▶ What is required: Give the data again exactly as written, skipping any pictures.

▶ Records:
┌──

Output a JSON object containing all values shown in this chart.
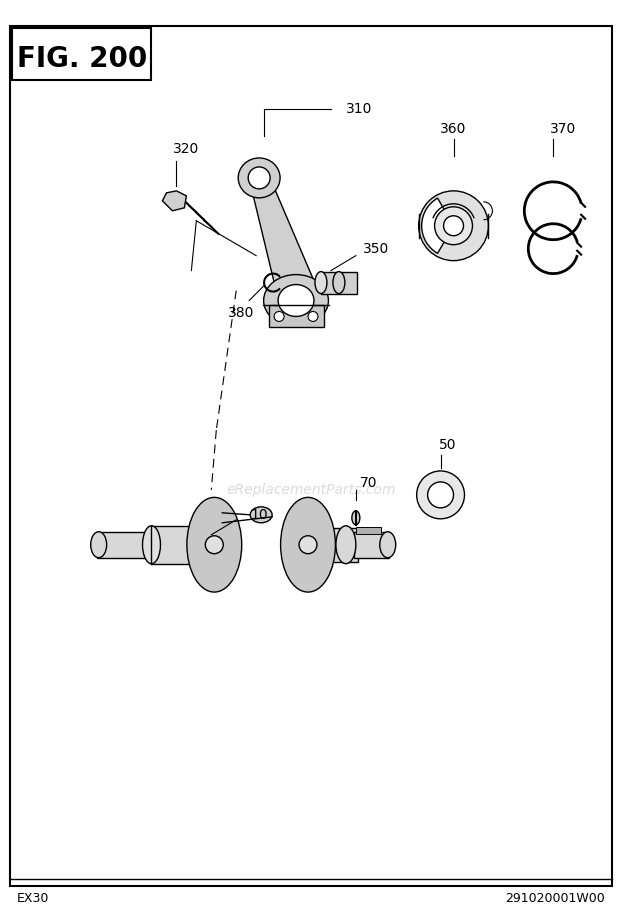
{
  "title": "FIG. 200",
  "footer_left": "EX30",
  "footer_right": "291020001W00",
  "watermark": "eReplacementParts.com",
  "bg_color": "#ffffff",
  "lw": 1.0
}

└──

▶ Solution below:
Output a JSON object containing all values shown in this chart.
{
  "title": "FIG. 200",
  "footer_left": "EX30",
  "footer_right": "291020001W00",
  "watermark": "eReplacementParts.com",
  "bg_color": "#ffffff",
  "lw": 1.0
}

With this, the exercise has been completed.